- SUPPLIED DATA:

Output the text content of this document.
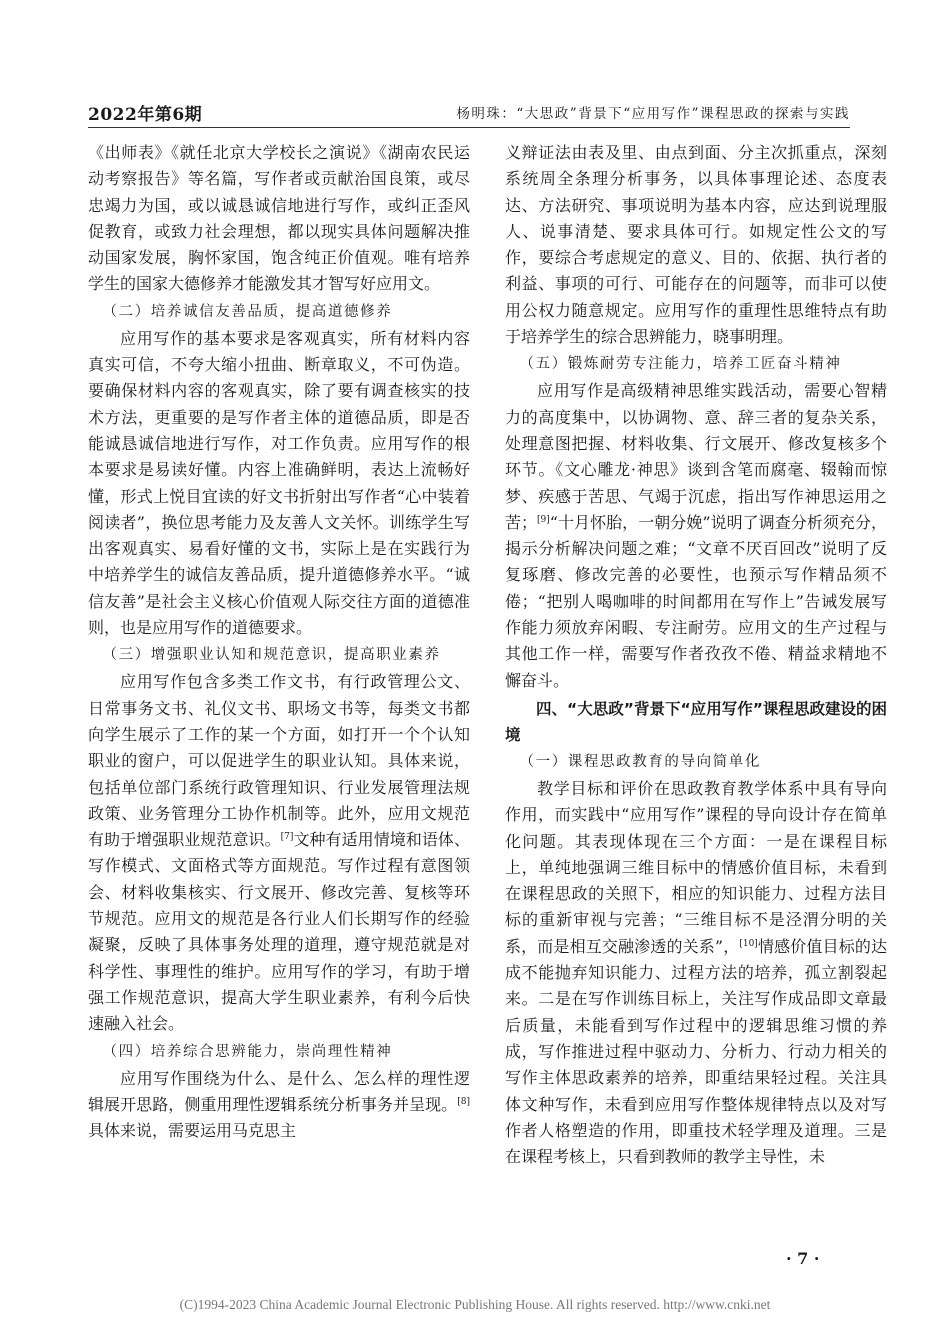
2022年第6期	杨明珠：“大思政”背景下“应用写作”课程思政的探索与实践

《出师表》《就任北京大学校长之演说》《湖南农民运动考察报告》等名篇，写作者或贡献治国良策，或尽忠竭力为国，或以诚恳诚信地进行写作，或纠正歪风促教育，或致力社会理想，都以现实具体问题解决推动国家发展，胸怀家国，饱含纯正价值观。唯有培养学生的国家大德修养才能激发其才智写好应用文。

（二）培养诚信友善品质，提高道德修养

应用写作的基本要求是客观真实，所有材料内容真实可信，不夸大缩小扭曲、断章取义，不可伪造。要确保材料内容的客观真实，除了要有调查核实的技术方法，更重要的是写作者主体的道德品质，即是否能诚恳诚信地进行写作，对工作负责。应用写作的根本要求是易读好懂。内容上准确鲜明，表达上流畅好懂，形式上悦目宜读的好文书折射出写作者“心中装着阅读者”，换位思考能力及友善人文关怀。训练学生写出客观真实、易看好懂的文书，实际上是在实践行为中培养学生的诚信友善品质，提升道德修养水平。“诚信友善”是社会主义核心价值观人际交往方面的道德准则，也是应用写作的道德要求。

（三）增强职业认知和规范意识，提高职业素养

应用写作包含多类工作文书，有行政管理公文、日常事务文书、礼仪文书、职场文书等，每类文书都向学生展示了工作的某一个方面，如打开一个个认知职业的窗户，可以促进学生的职业认知。具体来说，包括单位部门系统行政管理知识、行业发展管理法规政策、业务管理分工协作机制等。此外，应用文规范有助于增强职业规范意识。[7]文种有适用情境和语体、写作模式、文面格式等方面规范。写作过程有意图领会、材料收集核实、行文展开、修改完善、复核等环节规范。应用文的规范是各行业人们长期写作的经验凝聚，反映了具体事务处理的道理，遵守规范就是对科学性、事理性的维护。应用写作的学习，有助于增强工作规范意识，提高大学生职业素养，有利今后快速融入社会。

（四）培养综合思辨能力，崇尚理性精神

应用写作围绕为什么、是什么、怎么样的理性逻辑展开思路，侧重用理性逻辑系统分析事务并呈现。[8]具体来说，需要运用马克思主

义辩证法由表及里、由点到面、分主次抓重点，深刻系统周全条理分析事务，以具体事理论述、态度表达、方法研究、事项说明为基本内容，应达到说理服人、说事清楚、要求具体可行。如规定性公文的写作，要综合考虑规定的意义、目的、依据、执行者的利益、事项的可行、可能存在的问题等，而非可以使用公权力随意规定。应用写作的重理性思维特点有助于培养学生的综合思辨能力，晓事明理。

（五）锻炼耐劳专注能力，培养工匠奋斗精神

应用写作是高级精神思维实践活动，需要心智精力的高度集中，以协调物、意、辞三者的复杂关系，处理意图把握、材料收集、行文展开、修改复核多个环节。《文心雕龙·神思》谈到含笔而腐毫、辍翰而惊梦、疾感于苦思、气竭于沉虑，指出写作神思运用之苦；[9]“十月怀胎，一朝分娩”说明了调查分析须充分，揭示分析解决问题之难；“文章不厌百回改”说明了反复琢磨、修改完善的必要性，也预示写作精品须不倦；“把别人喝咖啡的时间都用在写作上”告诫发展写作能力须放弃闲暇、专注耐劳。应用文的生产过程与其他工作一样，需要写作者孜孜不倦、精益求精地不懈奋斗。

四、“大思政”背景下“应用写作”课程思政建设的困境
（一）课程思政教育的导向简单化

教学目标和评价在思政教育教学体系中具有导向作用，而实践中“应用写作”课程的导向设计存在简单化问题。其表现体现在三个方面：一是在课程目标上，单纯地强调三维目标中的情感价值目标，未看到在课程思政的关照下，相应的知识能力、过程方法目标的重新审视与完善；“三维目标不是泾渭分明的关系，而是相互交融渗透的关系”，[10]情感价值目标的达成不能抛弃知识能力、过程方法的培养，孤立割裂起来。二是在写作训练目标上，关注写作成品即文章最后质量，未能看到写作过程中的逻辑思维习惯的养成，写作推进过程中驱动力、分析力、行动力相关的写作主体思政素养的培养，即重结果轻过程。关注具体文种写作，未看到应用写作整体规律特点以及对写作者人格塑造的作用，即重技术轻学理及道理。三是在课程考核上，只看到教师的教学主导性，未

· 7 ·
(C)1994-2023 China Academic Journal Electronic Publishing House. All rights reserved. http://www.cnki.net
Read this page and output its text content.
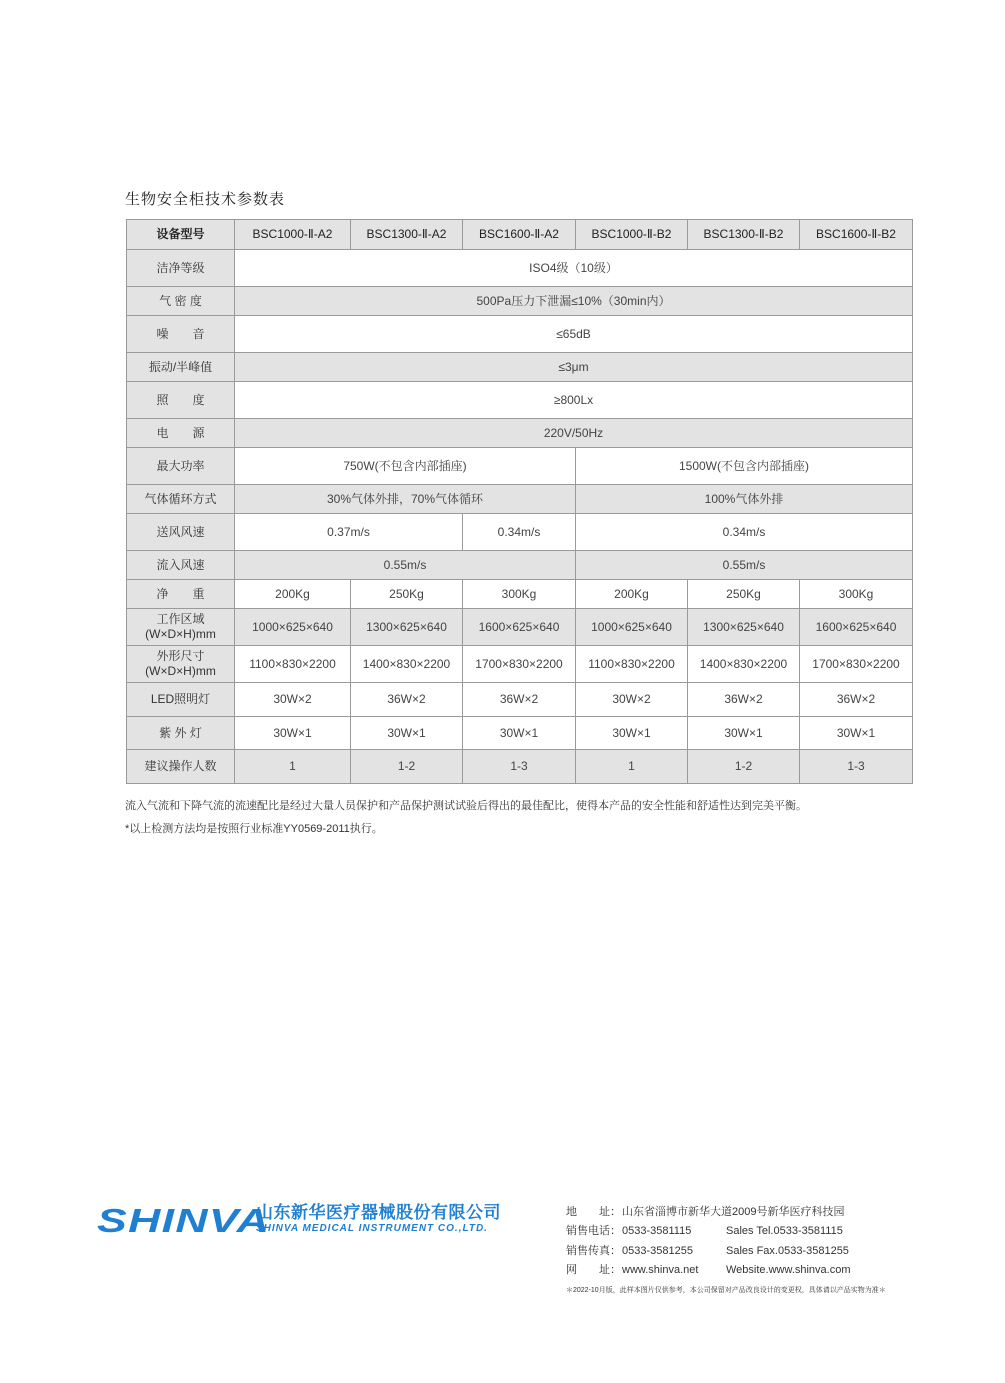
生物安全柜技术参数表
设备型号	BSC1000-Ⅱ-A2	BSC1300-Ⅱ-A2	BSC1600-Ⅱ-A2	BSC1000-Ⅱ-B2	BSC1300-Ⅱ-B2	BSC1600-Ⅱ-B2
洁净等级	ISO4级（10级）					
气 密 度	500Pa压力下泄漏≤10%（30min内）					
噪　　音	≤65dB					
振动/半峰值	≤3μm					
照　　度	≥800Lx					
电　　源	220V/50Hz					
最大功率	750W(不包含内部插座)			1500W(不包含内部插座)		
气体循环方式	30%气体外排，70%气体循环			100%气体外排		
送风风速	0.37m/s		0.34m/s	0.34m/s		
流入风速	0.55m/s			0.55m/s		
净　　重	200Kg	250Kg	300Kg	200Kg	250Kg	300Kg
工作区域
(W×D×H)mm	1000×625×640	1300×625×640	1600×625×640	1000×625×640	1300×625×640	1600×625×640
外形尺寸
(W×D×H)mm	1100×830×2200	1400×830×2200	1700×830×2200	1100×830×2200	1400×830×2200	1700×830×2200
LED照明灯	30W×2	36W×2	36W×2	30W×2	36W×2	36W×2
紫 外 灯	30W×1	30W×1	30W×1	30W×1	30W×1	30W×1
建议操作人数	1	1-2	1-3	1	1-2	1-3
流入气流和下降气流的流速配比是经过大量人员保护和产品保护测试试验后得出的最佳配比，使得本产品的安全性能和舒适性达到完美平衡。
*以上检测方法均是按照行业标准YY0569-2011执行。
SHINVA
山东新华医疗器械股份有限公司
SHINVA MEDICAL INSTRUMENT CO.,LTD.
地　　址：山东省淄博市新华大道2009号新华医疗科技园
销售电话：0533-3581115	Sales Tel.0533-3581115
销售传真：0533-3581255	Sales Fax.0533-3581255
网　　址：www.shinva.net	Website.www.shinva.com
＊2022-10月版，此样本图片仅供参考，本公司保留对产品改良设计的变更权，具体请以产品实物为准＊
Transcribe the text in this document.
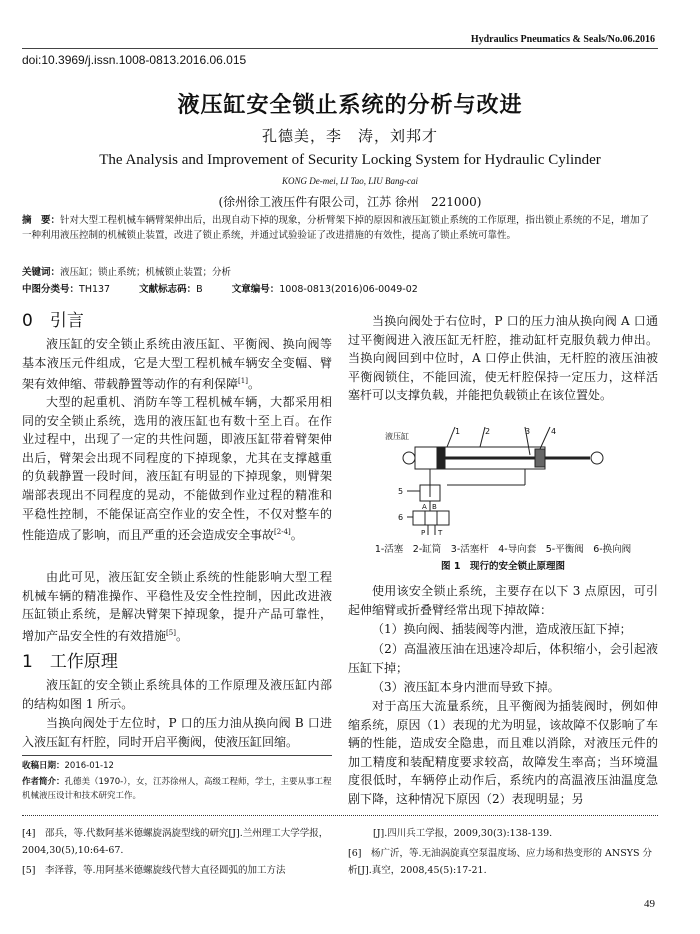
Hydraulics Pneumatics & Seals/No.06.2016
doi:10.3969/j.issn.1008-0813.2016.06.015
液压缸安全锁止系统的分析与改进
孔德美，李　涛，刘邦才
The Analysis and Improvement of Security Locking System for Hydraulic Cylinder
KONG De-mei, LI Tao, LIU Bang-cai
(徐州徐工液压件有限公司，江苏 徐州　221000)
摘　要：针对大型工程机械车辆臂架伸出后，出现自动下掉的现象，分析臂架下掉的原因和液压缸锁止系统的工作原理，指出锁止系统的不足，增加了一种利用液压控制的机械锁止装置，改进了锁止系统，并通过试验验证了改进措施的有效性，提高了锁止系统可靠性。
关键词：液压缸；锁止系统；机械锁止装置；分析
中图分类号：TH137	文献标志码：B	文章编号：1008-0813(2016)06-0049-02
0　引言
液压缸的安全锁止系统由液压缸、平衡阀、换向阀等基本液压元件组成，它是大型工程机械车辆安全变幅、臂架有效伸缩、带载静置等动作的有利保障[1]。
大型的起重机、消防车等工程机械车辆，大都采用相同的安全锁止系统，选用的液压缸也有数十至上百。在作业过程中，出现了一定的共性问题，即液压缸带着臂架伸出后，臂架会出现不同程度的下掉现象，尤其在支撑越重的负载静置一段时间，液压缸有明显的下掉现象，则臂架端部表现出不同程度的晃动，不能做到作业过程的精准和平稳性控制，不能保证高空作业的安全性，不仅对整车的性能造成了影响，而且严重的还会造成安全事故[2-4]。
由此可见，液压缸安全锁止系统的性能影响大型工程机械车辆的精准操作、平稳性及安全性控制，因此改进液压缸锁止系统，是解决臂架下掉现象，提升产品可靠性，增加产品安全性的有效措施[5]。
1　工作原理
液压缸的安全锁止系统具体的工作原理及液压缸内部的结构如图 1 所示。
当换向阀处于左位时，P 口的压力油从换向阀 B 口进入液压缸有杆腔，同时开启平衡阀，使液压缸回缩。
收稿日期：2016-01-12
作者简介：孔德美（1970-），女，江苏徐州人，高级工程师，学士，主要从事工程机械液压设计和技术研究工作。
当换向阀处于右位时，P 口的压力油从换向阀 A 口通过平衡阀进入液压缸无杆腔，推动缸杆克服负载力伸出。当换向阀回到中位时，A 口停止供油，无杆腔的液压油被平衡阀锁住，不能回流，使无杆腔保持一定压力，这样活塞杆可以支撑负载，并能把负载锁止在该位置处。
液压缸
1	2	3	4
5
6
A B
P T
1-活塞　2-缸筒　3-活塞杆　4-导向套　5-平衡阀　6-换向阀
图 1　现行的安全锁止原理图
使用该安全锁止系统，主要存在以下 3 点原因，可引起伸缩臂或折叠臂经常出现下掉故障：
（1）换向阀、插装阀等内泄，造成液压缸下掉；
（2）高温液压油在迅速冷却后，体积缩小，会引起液压缸下掉；
（3）液压缸本身内泄而导致下掉。
对于高压大流量系统，且平衡阀为插装阀时，例如伸缩系统，原因（1）表现的尤为明显，该故障不仅影响了车辆的性能，造成安全隐患，而且难以消除，对液压元件的加工精度和装配精度要求较高，故障发生率高；当环境温度很低时，车辆停止动作后，系统内的高温液压油温度急剧下降，这种情况下原因（2）表现明显；另
[4]　 邵兵，等.代数阿基米德螺旋涡旋型线的研究[J].兰州理工大学学报，2004,30(5),10:64-67.
[5]　 李泽蓉，等.用阿基米德螺旋线代替大直径圆弧的加工方法
[J].四川兵工学报，2009,30(3):138-139.
[6]　 杨广沂，等.无油涡旋真空泵温度场、应力场和热变形的 ANSYS 分析[J].真空，2008,45(5):17-21.
49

- TASK: Tell how many lines in the material above include the word "document", giving the number only.

- RESULT FOR THIS EXERCISE: 2